---------- SUPPLIED ENTRIES

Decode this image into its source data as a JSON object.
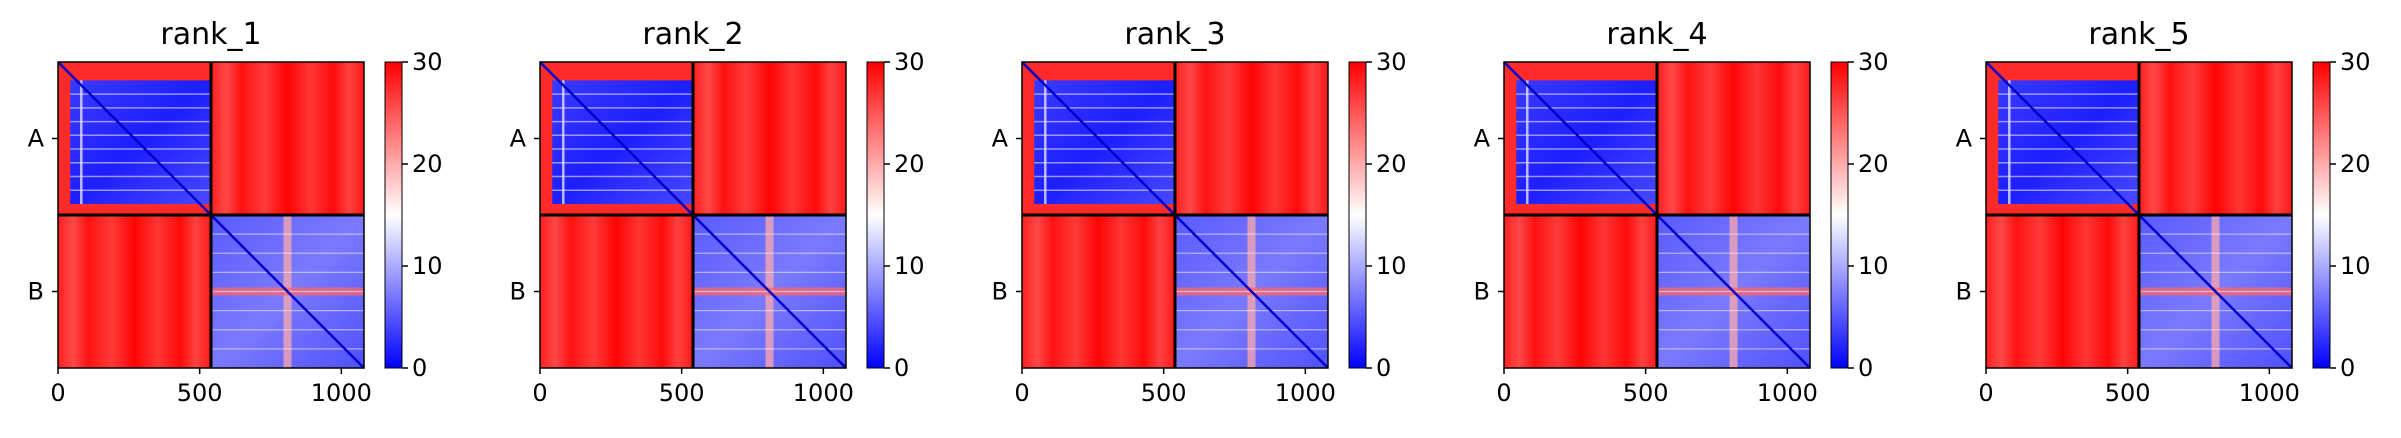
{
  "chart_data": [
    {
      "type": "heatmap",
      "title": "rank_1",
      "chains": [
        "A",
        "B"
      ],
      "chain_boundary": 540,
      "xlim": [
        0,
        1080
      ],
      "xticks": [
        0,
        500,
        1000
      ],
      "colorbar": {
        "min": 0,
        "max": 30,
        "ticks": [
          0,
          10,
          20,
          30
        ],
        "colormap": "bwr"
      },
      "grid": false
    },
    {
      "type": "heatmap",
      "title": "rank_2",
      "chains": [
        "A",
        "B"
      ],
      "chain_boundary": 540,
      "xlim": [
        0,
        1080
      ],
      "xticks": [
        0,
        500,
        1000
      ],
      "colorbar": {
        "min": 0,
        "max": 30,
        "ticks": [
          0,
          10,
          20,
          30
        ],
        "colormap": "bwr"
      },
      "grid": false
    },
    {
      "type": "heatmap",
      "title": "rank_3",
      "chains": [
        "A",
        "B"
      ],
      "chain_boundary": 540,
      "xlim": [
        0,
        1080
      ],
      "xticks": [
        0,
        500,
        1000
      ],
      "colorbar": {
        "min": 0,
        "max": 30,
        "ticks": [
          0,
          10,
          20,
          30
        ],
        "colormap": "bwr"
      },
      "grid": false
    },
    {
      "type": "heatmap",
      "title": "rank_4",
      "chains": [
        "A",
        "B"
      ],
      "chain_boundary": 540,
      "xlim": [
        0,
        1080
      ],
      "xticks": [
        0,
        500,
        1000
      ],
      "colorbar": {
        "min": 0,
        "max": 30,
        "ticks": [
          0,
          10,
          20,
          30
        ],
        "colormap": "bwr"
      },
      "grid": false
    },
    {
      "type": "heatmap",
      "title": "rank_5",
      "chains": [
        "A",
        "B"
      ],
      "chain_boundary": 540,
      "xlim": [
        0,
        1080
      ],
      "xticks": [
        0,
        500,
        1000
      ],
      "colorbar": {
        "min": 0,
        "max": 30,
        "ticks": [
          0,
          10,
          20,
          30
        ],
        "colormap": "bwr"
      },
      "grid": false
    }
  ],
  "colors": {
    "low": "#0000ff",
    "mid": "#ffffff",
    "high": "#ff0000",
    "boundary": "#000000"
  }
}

--------------------
---------- SUPPLIED ENTRIES

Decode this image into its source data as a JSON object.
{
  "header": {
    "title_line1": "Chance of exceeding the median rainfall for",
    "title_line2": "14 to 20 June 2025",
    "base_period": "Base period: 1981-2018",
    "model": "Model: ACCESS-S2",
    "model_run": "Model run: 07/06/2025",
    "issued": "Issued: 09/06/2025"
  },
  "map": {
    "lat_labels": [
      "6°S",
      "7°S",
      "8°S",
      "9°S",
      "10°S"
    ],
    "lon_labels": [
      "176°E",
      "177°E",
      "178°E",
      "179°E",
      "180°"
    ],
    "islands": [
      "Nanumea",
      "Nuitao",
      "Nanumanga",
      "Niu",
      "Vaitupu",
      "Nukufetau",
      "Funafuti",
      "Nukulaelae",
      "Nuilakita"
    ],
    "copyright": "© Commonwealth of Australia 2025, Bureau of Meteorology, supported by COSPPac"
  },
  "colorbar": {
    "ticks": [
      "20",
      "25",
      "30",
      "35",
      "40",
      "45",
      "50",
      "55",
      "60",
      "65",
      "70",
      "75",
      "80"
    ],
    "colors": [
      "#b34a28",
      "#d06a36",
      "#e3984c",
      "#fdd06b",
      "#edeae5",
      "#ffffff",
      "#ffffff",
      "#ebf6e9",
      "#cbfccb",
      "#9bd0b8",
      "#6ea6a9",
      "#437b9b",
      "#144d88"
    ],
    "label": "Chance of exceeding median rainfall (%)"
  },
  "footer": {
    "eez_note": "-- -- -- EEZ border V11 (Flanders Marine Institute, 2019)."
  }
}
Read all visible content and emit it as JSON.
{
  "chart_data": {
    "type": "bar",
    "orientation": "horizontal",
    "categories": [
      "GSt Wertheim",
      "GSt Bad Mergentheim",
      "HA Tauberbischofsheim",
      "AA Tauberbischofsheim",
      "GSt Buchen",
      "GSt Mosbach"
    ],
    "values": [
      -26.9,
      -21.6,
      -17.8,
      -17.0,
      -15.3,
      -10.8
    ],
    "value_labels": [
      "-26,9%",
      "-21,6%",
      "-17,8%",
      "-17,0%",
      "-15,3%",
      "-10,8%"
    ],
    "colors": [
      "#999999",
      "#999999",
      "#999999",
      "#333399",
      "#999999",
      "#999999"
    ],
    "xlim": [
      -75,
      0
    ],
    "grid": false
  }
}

--------------------
---------- SUPPLIED ENTRIES

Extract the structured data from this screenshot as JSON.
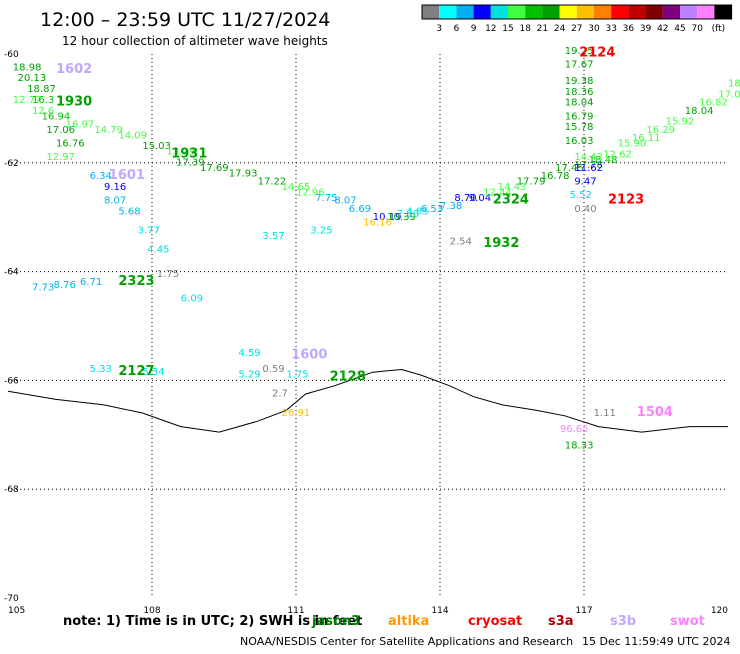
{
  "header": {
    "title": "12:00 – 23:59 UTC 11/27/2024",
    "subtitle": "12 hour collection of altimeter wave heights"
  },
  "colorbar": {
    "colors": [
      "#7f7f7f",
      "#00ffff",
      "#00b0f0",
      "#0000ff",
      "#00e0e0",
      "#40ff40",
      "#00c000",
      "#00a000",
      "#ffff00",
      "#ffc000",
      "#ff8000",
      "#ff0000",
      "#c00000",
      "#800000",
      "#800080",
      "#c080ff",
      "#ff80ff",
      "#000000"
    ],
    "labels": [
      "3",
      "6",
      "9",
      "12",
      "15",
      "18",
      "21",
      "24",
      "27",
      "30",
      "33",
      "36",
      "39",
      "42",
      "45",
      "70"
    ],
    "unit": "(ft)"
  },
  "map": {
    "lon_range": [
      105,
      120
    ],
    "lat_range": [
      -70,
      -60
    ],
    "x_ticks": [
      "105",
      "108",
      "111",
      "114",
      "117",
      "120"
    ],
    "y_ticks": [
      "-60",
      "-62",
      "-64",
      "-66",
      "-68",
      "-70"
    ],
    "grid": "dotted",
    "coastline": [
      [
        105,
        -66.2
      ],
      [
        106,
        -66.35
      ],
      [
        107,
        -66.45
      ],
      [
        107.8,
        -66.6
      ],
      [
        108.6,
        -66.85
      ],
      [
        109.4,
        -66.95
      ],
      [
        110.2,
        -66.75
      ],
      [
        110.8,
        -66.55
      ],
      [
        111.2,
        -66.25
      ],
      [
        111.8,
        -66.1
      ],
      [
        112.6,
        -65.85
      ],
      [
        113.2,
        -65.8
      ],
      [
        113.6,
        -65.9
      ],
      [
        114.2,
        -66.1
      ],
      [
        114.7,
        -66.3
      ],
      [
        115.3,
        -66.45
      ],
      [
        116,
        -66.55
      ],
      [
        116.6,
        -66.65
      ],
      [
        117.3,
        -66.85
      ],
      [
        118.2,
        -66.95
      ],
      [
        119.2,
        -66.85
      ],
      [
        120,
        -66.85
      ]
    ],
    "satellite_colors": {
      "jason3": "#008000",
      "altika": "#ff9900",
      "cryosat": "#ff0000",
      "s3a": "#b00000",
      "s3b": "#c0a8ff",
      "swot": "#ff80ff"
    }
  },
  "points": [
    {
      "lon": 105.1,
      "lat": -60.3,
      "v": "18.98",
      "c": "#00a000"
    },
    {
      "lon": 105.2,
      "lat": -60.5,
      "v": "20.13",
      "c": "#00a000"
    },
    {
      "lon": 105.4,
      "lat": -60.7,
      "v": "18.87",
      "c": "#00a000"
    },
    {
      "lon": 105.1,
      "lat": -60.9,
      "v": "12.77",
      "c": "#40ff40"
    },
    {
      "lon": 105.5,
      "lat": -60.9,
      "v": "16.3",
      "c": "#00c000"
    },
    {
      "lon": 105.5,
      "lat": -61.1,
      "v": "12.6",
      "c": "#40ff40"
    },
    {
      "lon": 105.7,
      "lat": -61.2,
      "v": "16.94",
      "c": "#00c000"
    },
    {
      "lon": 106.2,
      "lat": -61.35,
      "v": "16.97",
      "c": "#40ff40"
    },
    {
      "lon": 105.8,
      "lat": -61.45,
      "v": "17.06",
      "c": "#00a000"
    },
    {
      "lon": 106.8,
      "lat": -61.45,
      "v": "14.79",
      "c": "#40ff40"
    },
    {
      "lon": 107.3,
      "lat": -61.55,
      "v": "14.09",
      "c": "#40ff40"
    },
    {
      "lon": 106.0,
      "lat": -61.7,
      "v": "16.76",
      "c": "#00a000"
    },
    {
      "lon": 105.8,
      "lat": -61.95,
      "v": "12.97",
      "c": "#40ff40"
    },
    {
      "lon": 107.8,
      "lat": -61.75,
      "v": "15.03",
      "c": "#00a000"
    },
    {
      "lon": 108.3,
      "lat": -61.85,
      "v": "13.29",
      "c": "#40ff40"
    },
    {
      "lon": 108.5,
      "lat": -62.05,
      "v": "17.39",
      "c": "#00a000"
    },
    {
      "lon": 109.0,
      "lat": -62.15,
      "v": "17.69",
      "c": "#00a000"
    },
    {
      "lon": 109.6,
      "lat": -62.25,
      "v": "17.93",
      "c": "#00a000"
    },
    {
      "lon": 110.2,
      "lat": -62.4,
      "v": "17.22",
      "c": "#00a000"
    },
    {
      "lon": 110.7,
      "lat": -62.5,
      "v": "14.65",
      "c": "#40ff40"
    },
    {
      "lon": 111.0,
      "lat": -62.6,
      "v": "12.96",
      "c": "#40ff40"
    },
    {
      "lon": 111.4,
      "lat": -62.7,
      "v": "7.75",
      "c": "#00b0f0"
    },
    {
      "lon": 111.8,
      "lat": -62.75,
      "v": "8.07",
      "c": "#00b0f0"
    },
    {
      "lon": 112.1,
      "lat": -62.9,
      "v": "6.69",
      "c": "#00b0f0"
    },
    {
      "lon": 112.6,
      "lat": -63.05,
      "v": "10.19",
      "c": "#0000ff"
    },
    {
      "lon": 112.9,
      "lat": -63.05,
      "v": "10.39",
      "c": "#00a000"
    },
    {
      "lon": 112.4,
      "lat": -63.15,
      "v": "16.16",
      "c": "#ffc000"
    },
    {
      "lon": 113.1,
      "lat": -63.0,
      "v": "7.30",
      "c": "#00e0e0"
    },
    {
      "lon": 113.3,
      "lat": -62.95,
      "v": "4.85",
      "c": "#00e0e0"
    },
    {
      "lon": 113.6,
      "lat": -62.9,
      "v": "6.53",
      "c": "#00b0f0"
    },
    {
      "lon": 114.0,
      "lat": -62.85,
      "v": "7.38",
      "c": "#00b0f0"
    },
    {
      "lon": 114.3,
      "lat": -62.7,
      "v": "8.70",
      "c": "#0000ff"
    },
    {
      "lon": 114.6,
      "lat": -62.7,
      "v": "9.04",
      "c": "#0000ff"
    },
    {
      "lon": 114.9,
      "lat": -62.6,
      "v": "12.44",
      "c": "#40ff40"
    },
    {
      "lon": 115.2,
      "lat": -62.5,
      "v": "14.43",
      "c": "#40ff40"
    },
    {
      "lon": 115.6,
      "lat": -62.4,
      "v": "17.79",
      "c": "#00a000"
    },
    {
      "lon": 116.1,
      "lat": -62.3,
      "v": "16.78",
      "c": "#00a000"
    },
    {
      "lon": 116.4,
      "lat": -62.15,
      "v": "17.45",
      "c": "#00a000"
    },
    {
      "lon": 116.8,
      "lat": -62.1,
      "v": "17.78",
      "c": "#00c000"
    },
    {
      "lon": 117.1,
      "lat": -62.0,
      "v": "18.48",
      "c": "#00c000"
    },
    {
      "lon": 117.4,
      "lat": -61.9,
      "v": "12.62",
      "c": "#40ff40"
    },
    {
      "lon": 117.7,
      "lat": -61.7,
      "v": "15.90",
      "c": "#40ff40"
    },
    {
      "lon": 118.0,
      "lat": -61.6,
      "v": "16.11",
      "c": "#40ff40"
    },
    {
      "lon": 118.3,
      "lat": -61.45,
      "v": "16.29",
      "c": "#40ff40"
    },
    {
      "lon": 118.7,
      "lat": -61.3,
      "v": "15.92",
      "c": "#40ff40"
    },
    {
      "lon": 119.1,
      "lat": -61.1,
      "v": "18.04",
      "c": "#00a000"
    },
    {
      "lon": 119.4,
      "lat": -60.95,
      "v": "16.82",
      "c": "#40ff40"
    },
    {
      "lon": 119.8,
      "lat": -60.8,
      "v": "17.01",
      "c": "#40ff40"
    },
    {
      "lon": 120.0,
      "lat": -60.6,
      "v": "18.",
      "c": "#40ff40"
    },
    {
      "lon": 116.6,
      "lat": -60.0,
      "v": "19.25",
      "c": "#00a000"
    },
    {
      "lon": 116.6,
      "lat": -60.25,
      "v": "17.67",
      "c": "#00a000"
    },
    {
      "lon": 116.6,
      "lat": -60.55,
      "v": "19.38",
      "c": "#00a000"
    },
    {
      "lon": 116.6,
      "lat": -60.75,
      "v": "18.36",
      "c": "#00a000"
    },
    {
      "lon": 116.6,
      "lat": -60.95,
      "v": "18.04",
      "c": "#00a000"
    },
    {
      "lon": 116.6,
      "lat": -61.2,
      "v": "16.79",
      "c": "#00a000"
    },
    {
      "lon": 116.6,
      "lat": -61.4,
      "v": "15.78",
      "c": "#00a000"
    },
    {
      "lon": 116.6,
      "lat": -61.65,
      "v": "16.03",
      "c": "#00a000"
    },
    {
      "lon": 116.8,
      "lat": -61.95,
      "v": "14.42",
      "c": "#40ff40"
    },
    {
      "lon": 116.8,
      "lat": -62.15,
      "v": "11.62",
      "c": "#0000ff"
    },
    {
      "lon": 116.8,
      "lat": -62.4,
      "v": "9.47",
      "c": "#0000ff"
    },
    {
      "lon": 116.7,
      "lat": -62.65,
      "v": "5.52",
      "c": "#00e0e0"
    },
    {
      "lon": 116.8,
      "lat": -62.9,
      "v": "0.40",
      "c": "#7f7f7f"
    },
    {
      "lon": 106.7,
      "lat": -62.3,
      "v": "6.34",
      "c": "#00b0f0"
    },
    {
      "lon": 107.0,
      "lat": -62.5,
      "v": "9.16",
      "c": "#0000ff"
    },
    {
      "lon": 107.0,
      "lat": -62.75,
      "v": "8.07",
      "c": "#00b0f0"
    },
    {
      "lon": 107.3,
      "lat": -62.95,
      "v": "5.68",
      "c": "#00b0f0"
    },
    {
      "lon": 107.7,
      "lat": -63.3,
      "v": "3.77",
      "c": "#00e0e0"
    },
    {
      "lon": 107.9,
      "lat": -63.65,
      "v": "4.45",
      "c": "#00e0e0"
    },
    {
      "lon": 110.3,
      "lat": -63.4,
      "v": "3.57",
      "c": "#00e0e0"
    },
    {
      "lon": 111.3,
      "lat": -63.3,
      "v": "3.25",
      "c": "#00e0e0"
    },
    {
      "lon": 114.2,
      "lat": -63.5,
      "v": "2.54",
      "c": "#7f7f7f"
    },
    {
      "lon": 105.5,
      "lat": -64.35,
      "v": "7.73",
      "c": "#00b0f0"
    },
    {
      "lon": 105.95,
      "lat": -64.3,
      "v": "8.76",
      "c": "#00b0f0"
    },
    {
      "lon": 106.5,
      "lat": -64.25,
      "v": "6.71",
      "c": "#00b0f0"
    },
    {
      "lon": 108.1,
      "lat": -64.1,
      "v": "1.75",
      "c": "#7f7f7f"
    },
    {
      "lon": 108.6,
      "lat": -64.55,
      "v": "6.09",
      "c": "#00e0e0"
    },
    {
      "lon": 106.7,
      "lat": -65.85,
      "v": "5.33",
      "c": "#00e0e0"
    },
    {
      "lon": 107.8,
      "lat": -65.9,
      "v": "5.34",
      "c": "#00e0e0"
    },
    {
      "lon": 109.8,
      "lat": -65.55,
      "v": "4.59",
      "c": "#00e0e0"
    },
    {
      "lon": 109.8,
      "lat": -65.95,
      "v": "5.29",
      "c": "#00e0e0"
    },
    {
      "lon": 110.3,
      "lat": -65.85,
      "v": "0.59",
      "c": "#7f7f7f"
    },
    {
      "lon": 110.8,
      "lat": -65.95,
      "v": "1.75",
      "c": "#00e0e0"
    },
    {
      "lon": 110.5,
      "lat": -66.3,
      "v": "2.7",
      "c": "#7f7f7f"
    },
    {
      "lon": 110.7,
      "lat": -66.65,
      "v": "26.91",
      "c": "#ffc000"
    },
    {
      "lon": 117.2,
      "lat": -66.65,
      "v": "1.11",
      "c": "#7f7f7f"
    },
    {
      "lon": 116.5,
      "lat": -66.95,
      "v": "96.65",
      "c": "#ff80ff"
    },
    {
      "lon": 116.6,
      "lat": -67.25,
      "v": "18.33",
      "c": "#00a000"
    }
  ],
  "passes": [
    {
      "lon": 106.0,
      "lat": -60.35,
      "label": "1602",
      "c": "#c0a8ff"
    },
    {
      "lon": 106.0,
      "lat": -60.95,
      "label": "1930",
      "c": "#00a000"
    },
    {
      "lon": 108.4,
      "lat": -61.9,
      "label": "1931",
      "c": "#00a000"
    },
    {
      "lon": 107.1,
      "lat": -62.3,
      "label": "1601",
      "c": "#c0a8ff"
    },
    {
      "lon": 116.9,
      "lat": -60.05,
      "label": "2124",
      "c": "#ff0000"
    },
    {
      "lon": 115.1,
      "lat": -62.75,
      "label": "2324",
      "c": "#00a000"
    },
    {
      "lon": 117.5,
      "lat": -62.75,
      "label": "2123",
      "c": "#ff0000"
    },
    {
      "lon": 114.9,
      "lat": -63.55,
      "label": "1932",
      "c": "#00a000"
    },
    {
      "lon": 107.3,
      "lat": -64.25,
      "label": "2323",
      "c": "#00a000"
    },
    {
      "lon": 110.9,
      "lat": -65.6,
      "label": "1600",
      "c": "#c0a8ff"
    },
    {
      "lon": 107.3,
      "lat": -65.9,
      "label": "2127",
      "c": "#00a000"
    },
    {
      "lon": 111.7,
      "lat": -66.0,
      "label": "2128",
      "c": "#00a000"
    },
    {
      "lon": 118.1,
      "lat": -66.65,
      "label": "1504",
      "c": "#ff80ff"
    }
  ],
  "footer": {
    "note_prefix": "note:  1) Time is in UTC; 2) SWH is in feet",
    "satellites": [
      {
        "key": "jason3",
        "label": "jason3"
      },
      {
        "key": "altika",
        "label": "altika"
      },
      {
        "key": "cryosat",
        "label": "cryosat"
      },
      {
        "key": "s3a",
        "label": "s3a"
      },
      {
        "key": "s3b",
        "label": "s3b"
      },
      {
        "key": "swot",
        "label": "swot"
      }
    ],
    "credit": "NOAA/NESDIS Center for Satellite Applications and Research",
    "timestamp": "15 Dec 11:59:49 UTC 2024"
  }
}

--------------------

EXERCISE OBJECTIVE:
Search the data for the word "JSON" and copy each line where it appears.

WRITTEN ANSWER:
Decode this image into its source data as a JSON object.
Decode this image into its source data as a JSON object.
Read all visible content and emit it as JSON.
Extract the structured data from this screenshot as JSON.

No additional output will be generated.